> [INSTRUCTION]
Set the listing down again exactly, please, apart from its pictures.
** START **
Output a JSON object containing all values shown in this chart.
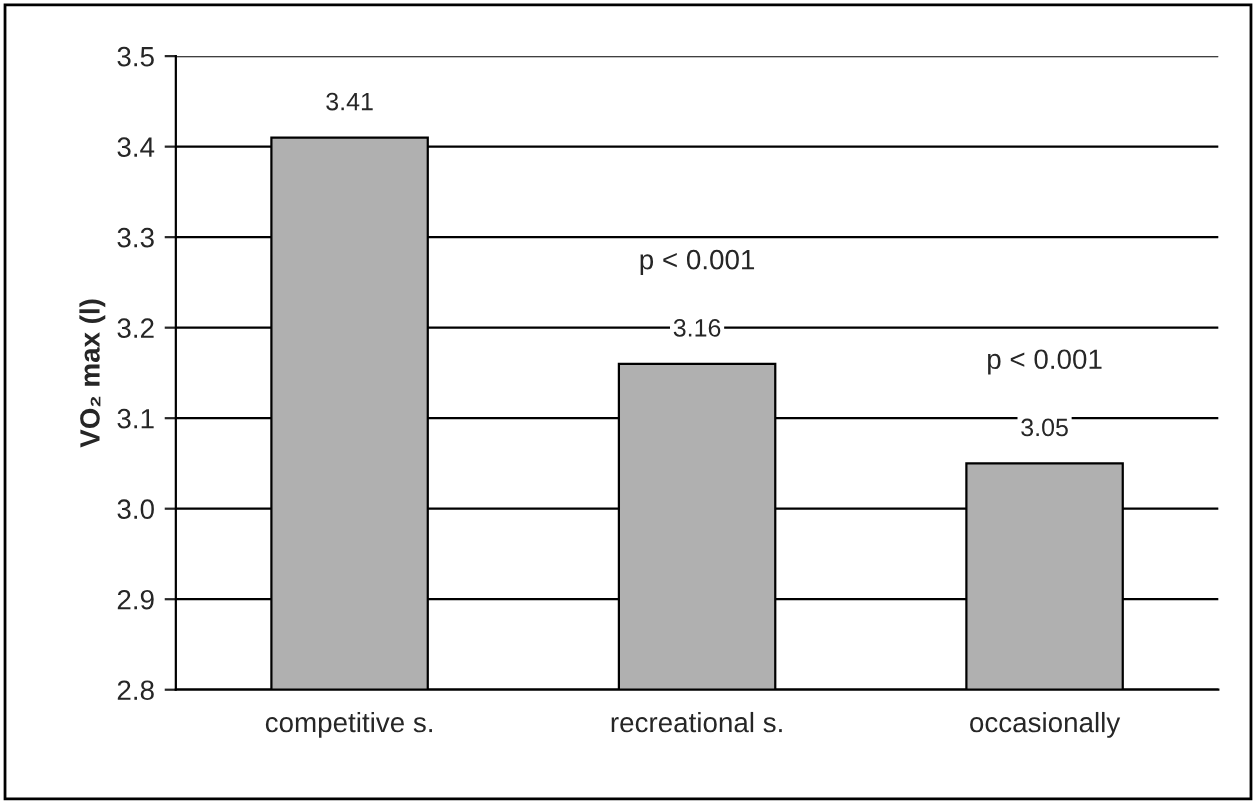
{
  "chart_data": {
    "type": "bar",
    "ylabel": "VO₂ max (l)",
    "categories": [
      "competitive s.",
      "recreational s.",
      "occasionally"
    ],
    "values": [
      3.41,
      3.16,
      3.05
    ],
    "color": "#b0b0b0",
    "ylim": [
      2.8,
      3.5
    ],
    "yticks": [
      2.8,
      2.9,
      {
        "value": 3.0,
        "label": "3.0"
      },
      3.1,
      3.2,
      3.3,
      3.4,
      3.5
    ],
    "grid": "y",
    "data_labels": true,
    "annotations": [
      "p < 0.001",
      "p < 0.001"
    ]
  }
}
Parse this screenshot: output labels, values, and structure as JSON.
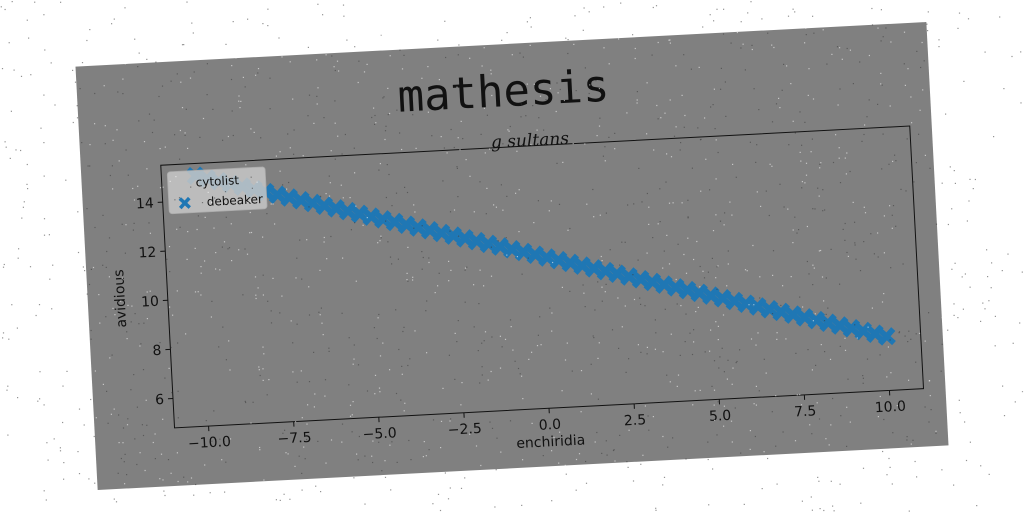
** END **
> [RESPONSE BELOW]
Output a JSON object containing all values shown in this chart.
{
  "chart_data": {
    "type": "bar",
    "ylabel": "VO₂ max (l)",
    "categories": [
      "competitive s.",
      "recreational s.",
      "occasionally"
    ],
    "values": [
      3.41,
      3.16,
      3.05
    ],
    "color": "#b0b0b0",
    "ylim": [
      2.8,
      3.5
    ],
    "yticks": [
      2.8,
      2.9,
      {
        "value": 3.0,
        "label": "3.0"
      },
      3.1,
      3.2,
      3.3,
      3.4,
      3.5
    ],
    "grid": "y",
    "data_labels": true,
    "annotations": [
      "p < 0.001",
      "p < 0.001"
    ]
  }
}
Parse this screenshot: output labels, values, and structure as JSON.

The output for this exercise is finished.